Stored items

[start]

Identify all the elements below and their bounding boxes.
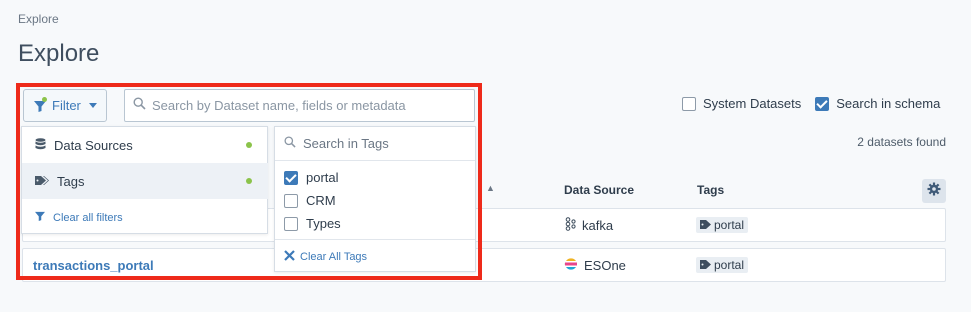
system-datasets-label: System Datasets: [703, 96, 802, 111]
filter-icon: [35, 211, 45, 224]
filter-menu-item-label: Tags: [57, 173, 85, 189]
search-icon: [284, 135, 296, 153]
search-icon: [133, 96, 146, 115]
search-in-schema-label: Search in schema: [836, 96, 941, 111]
tag-option-label: CRM: [306, 193, 336, 208]
tag-badge[interactable]: portal: [696, 217, 749, 233]
kafka-icon: [565, 217, 576, 234]
active-indicator-dot: [246, 178, 252, 184]
search-in-schema-checkbox[interactable]: [815, 96, 830, 111]
dataset-name-link[interactable]: transactions_portal: [33, 258, 154, 273]
divider: [275, 239, 475, 240]
dataset-search[interactable]: [124, 89, 475, 122]
elasticsearch-icon: [564, 257, 578, 274]
tag-badge[interactable]: portal: [696, 257, 749, 273]
clear-all-filters-label: Clear all filters: [53, 211, 123, 224]
column-settings-button[interactable]: [922, 179, 946, 203]
tag-search-input[interactable]: [303, 136, 463, 151]
database-icon: [35, 137, 46, 153]
tag-icon: [700, 218, 711, 232]
system-datasets-toggle[interactable]: System Datasets: [682, 96, 801, 111]
filter-menu-item-label: Data Sources: [54, 137, 133, 153]
tag-checkbox[interactable]: [284, 193, 298, 208]
sort-icon[interactable]: ▲: [486, 183, 495, 193]
chevron-down-icon: [88, 103, 97, 108]
tag-label: portal: [714, 258, 745, 272]
data-source-cell: ESOne: [564, 257, 626, 274]
tag-label: portal: [714, 218, 745, 232]
clear-all-filters-link[interactable]: Clear all filters: [35, 211, 123, 224]
system-datasets-checkbox[interactable]: [682, 96, 696, 111]
filter-menu-item-data-sources[interactable]: Data Sources: [22, 127, 268, 163]
clear-all-tags-link[interactable]: Clear All Tags: [284, 250, 367, 264]
clear-all-tags-label: Clear All Tags: [300, 251, 368, 263]
search-options: System Datasets Search in schema: [682, 96, 940, 111]
search-input[interactable]: [152, 98, 472, 113]
column-header-data-source[interactable]: Data Source: [564, 183, 634, 197]
tags-icon: [35, 174, 49, 189]
gear-icon: [927, 182, 941, 201]
filter-menu: Data Sources Tags Clear all filters: [21, 126, 268, 234]
column-header-tags[interactable]: Tags: [697, 183, 724, 197]
results-count: 2 datasets found: [857, 135, 946, 149]
page-title: Explore: [18, 40, 100, 67]
tag-search[interactable]: [275, 127, 475, 161]
filter-button[interactable]: Filter: [23, 89, 107, 122]
tag-option-types[interactable]: Types: [284, 216, 341, 231]
filter-menu-item-tags[interactable]: Tags: [22, 163, 268, 199]
tag-icon: [700, 258, 711, 272]
search-in-schema-toggle[interactable]: Search in schema: [815, 96, 940, 111]
tag-option-crm[interactable]: CRM: [284, 193, 336, 208]
tag-option-label: portal: [306, 170, 339, 185]
data-source-name: kafka: [582, 218, 614, 233]
tag-option-portal[interactable]: portal: [284, 170, 339, 185]
filter-button-label: Filter: [52, 98, 81, 113]
tag-checkbox[interactable]: [284, 170, 298, 185]
data-source-cell: kafka: [565, 217, 613, 234]
table-row[interactable]: transactions_portal ESOne portal: [22, 248, 946, 282]
tag-option-label: Types: [306, 216, 341, 231]
filter-icon: [34, 96, 47, 112]
tag-checkbox[interactable]: [284, 216, 298, 231]
breadcrumb[interactable]: Explore: [18, 12, 59, 26]
tags-menu: portal CRM Types Clear All Tags: [274, 126, 476, 272]
close-icon: [284, 250, 295, 264]
data-source-name: ESOne: [584, 258, 626, 273]
active-indicator-dot: [246, 142, 252, 148]
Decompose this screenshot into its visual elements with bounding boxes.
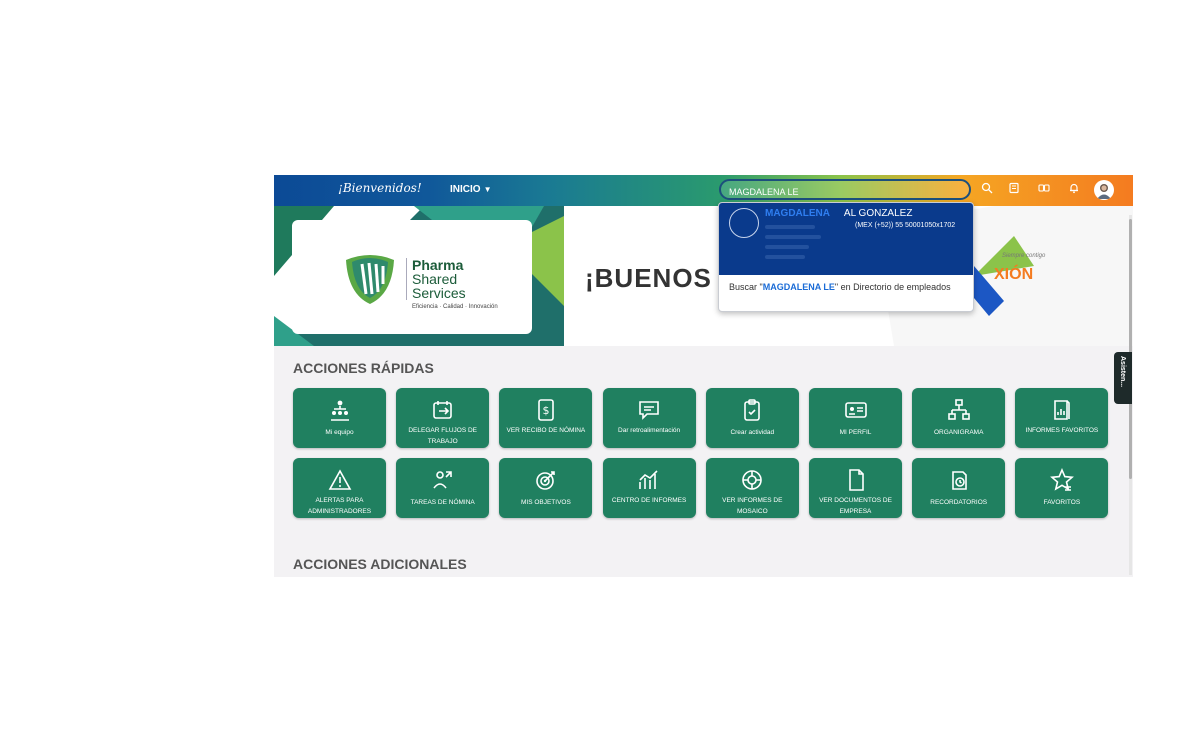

[end]

Required work - Copy out every line of the listing above word for word, leaving out the pictures.

Correct output -
Identify all the elements below and their bounding boxes.
system-datasets-label: System Datasets: [703, 96, 802, 111]
filter-icon: [35, 211, 45, 224]
filter-menu-item-label: Tags: [57, 173, 85, 189]
search-icon: [284, 135, 296, 153]
search-icon: [133, 96, 146, 115]
search-in-schema-label: Search in schema: [836, 96, 941, 111]
tag-option-label: CRM: [306, 193, 336, 208]
tag-badge[interactable]: portal: [696, 217, 749, 233]
kafka-icon: [565, 217, 576, 234]
active-indicator-dot: [246, 178, 252, 184]
search-in-schema-checkbox[interactable]: [815, 96, 830, 111]
dataset-name-link[interactable]: transactions_portal: [33, 258, 154, 273]
divider: [275, 239, 475, 240]
dataset-search[interactable]: [124, 89, 475, 122]
elasticsearch-icon: [564, 257, 578, 274]
tag-badge[interactable]: portal: [696, 257, 749, 273]
clear-all-filters-label: Clear all filters: [53, 211, 123, 224]
column-settings-button[interactable]: [922, 179, 946, 203]
tag-search-input[interactable]: [303, 136, 463, 151]
database-icon: [35, 137, 46, 153]
tag-icon: [700, 218, 711, 232]
system-datasets-toggle[interactable]: System Datasets: [682, 96, 801, 111]
filter-menu-item-label: Data Sources: [54, 137, 133, 153]
tag-checkbox[interactable]: [284, 193, 298, 208]
sort-icon[interactable]: ▲: [486, 183, 495, 193]
chevron-down-icon: [88, 103, 97, 108]
tag-label: portal: [714, 258, 745, 272]
data-source-cell: ESOne: [564, 257, 626, 274]
tag-label: portal: [714, 218, 745, 232]
clear-all-filters-link[interactable]: Clear all filters: [35, 211, 123, 224]
system-datasets-checkbox[interactable]: [682, 96, 696, 111]
filter-menu-item-data-sources[interactable]: Data Sources: [22, 127, 268, 163]
clear-all-tags-link[interactable]: Clear All Tags: [284, 250, 367, 264]
clear-all-tags-label: Clear All Tags: [300, 251, 368, 263]
search-options: System Datasets Search in schema: [682, 96, 940, 111]
search-input[interactable]: [152, 98, 472, 113]
column-header-data-source[interactable]: Data Source: [564, 183, 634, 197]
tags-icon: [35, 174, 49, 189]
gear-icon: [927, 182, 941, 201]
filter-menu: Data Sources Tags Clear all filters: [21, 126, 268, 234]
column-header-tags[interactable]: Tags: [697, 183, 724, 197]
results-count: 2 datasets found: [857, 135, 946, 149]
page-title: Explore: [18, 40, 100, 67]
tag-search[interactable]: [275, 127, 475, 161]
filter-button[interactable]: Filter: [23, 89, 107, 122]
tag-option-types[interactable]: Types: [284, 216, 341, 231]
filter-menu-item-tags[interactable]: Tags: [22, 163, 268, 199]
tag-icon: [700, 258, 711, 272]
search-in-schema-toggle[interactable]: Search in schema: [815, 96, 940, 111]
tag-option-crm[interactable]: CRM: [284, 193, 336, 208]
tag-option-label: portal: [306, 170, 339, 185]
data-source-name: kafka: [582, 218, 614, 233]
tag-option-portal[interactable]: portal: [284, 170, 339, 185]
filter-button-label: Filter: [52, 98, 81, 113]
tag-checkbox[interactable]: [284, 170, 298, 185]
data-source-cell: kafka: [565, 217, 613, 234]
table-row[interactable]: transactions_portal ESOne portal: [22, 248, 946, 282]
tag-option-label: Types: [306, 216, 341, 231]
filter-icon: [34, 96, 47, 112]
tag-checkbox[interactable]: [284, 216, 298, 231]
breadcrumb[interactable]: Explore: [18, 12, 59, 26]
tags-menu: portal CRM Types Clear All Tags: [274, 126, 476, 272]
close-icon: [284, 250, 295, 264]
data-source-name: ESOne: [584, 258, 626, 273]
active-indicator-dot: [246, 142, 252, 148]
Decompose this screenshot into its visual elements with bounding boxes.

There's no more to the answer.